Information shown -
┄┄┄┄┄┄┄┄┄┄

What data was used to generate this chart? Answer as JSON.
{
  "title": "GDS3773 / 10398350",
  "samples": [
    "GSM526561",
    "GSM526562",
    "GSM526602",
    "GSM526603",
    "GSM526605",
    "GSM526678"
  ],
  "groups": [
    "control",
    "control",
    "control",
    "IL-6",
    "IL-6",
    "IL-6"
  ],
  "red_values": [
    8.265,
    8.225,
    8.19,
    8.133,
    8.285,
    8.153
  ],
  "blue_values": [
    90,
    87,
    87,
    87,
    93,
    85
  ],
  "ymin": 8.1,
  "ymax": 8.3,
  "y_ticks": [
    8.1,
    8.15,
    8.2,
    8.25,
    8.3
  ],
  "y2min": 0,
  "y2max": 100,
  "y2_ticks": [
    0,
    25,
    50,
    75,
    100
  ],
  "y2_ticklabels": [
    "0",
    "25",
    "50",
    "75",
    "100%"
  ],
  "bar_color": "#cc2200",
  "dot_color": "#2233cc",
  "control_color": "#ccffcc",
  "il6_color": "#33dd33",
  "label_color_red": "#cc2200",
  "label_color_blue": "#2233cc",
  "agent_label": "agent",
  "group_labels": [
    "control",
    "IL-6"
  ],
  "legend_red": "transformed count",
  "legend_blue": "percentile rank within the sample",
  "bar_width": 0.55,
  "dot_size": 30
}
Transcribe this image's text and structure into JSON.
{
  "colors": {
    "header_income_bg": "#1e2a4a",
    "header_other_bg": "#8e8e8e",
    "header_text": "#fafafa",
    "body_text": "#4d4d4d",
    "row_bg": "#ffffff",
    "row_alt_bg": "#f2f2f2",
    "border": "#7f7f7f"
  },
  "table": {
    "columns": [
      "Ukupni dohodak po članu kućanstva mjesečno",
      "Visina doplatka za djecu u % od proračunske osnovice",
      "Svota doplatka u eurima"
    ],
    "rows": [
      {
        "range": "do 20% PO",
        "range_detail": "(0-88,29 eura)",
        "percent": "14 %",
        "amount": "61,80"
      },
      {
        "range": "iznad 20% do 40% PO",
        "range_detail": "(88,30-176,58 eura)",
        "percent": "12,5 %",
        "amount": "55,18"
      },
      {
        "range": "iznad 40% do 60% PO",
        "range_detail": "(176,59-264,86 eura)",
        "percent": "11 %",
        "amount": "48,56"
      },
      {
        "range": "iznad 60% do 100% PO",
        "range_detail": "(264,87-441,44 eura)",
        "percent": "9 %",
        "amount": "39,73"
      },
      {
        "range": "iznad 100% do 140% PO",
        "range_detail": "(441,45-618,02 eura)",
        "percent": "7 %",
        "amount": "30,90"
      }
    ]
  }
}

┄┄┄┄┄┄┄┄┄┄

Goal of the exercise - Transcribe the records above exactly as they appear.

Exercise result -
What data was used to generate this chart? Answer as JSON.
{
  "title": "GDS3773 / 10398350",
  "samples": [
    "GSM526561",
    "GSM526562",
    "GSM526602",
    "GSM526603",
    "GSM526605",
    "GSM526678"
  ],
  "groups": [
    "control",
    "control",
    "control",
    "IL-6",
    "IL-6",
    "IL-6"
  ],
  "red_values": [
    8.265,
    8.225,
    8.19,
    8.133,
    8.285,
    8.153
  ],
  "blue_values": [
    90,
    87,
    87,
    87,
    93,
    85
  ],
  "ymin": 8.1,
  "ymax": 8.3,
  "y_ticks": [
    8.1,
    8.15,
    8.2,
    8.25,
    8.3
  ],
  "y2min": 0,
  "y2max": 100,
  "y2_ticks": [
    0,
    25,
    50,
    75,
    100
  ],
  "y2_ticklabels": [
    "0",
    "25",
    "50",
    "75",
    "100%"
  ],
  "bar_color": "#cc2200",
  "dot_color": "#2233cc",
  "control_color": "#ccffcc",
  "il6_color": "#33dd33",
  "label_color_red": "#cc2200",
  "label_color_blue": "#2233cc",
  "agent_label": "agent",
  "group_labels": [
    "control",
    "IL-6"
  ],
  "legend_red": "transformed count",
  "legend_blue": "percentile rank within the sample",
  "bar_width": 0.55,
  "dot_size": 30
}
Transcribe this image's text and structure into JSON.
{
  "colors": {
    "header_income_bg": "#1e2a4a",
    "header_other_bg": "#8e8e8e",
    "header_text": "#fafafa",
    "body_text": "#4d4d4d",
    "row_bg": "#ffffff",
    "row_alt_bg": "#f2f2f2",
    "border": "#7f7f7f"
  },
  "table": {
    "columns": [
      "Ukupni dohodak po članu kućanstva mjesečno",
      "Visina doplatka za djecu u % od proračunske osnovice",
      "Svota doplatka u eurima"
    ],
    "rows": [
      {
        "range": "do 20% PO",
        "range_detail": "(0-88,29 eura)",
        "percent": "14 %",
        "amount": "61,80"
      },
      {
        "range": "iznad 20% do 40% PO",
        "range_detail": "(88,30-176,58 eura)",
        "percent": "12,5 %",
        "amount": "55,18"
      },
      {
        "range": "iznad 40% do 60% PO",
        "range_detail": "(176,59-264,86 eura)",
        "percent": "11 %",
        "amount": "48,56"
      },
      {
        "range": "iznad 60% do 100% PO",
        "range_detail": "(264,87-441,44 eura)",
        "percent": "9 %",
        "amount": "39,73"
      },
      {
        "range": "iznad 100% do 140% PO",
        "range_detail": "(441,45-618,02 eura)",
        "percent": "7 %",
        "amount": "30,90"
      }
    ]
  }
}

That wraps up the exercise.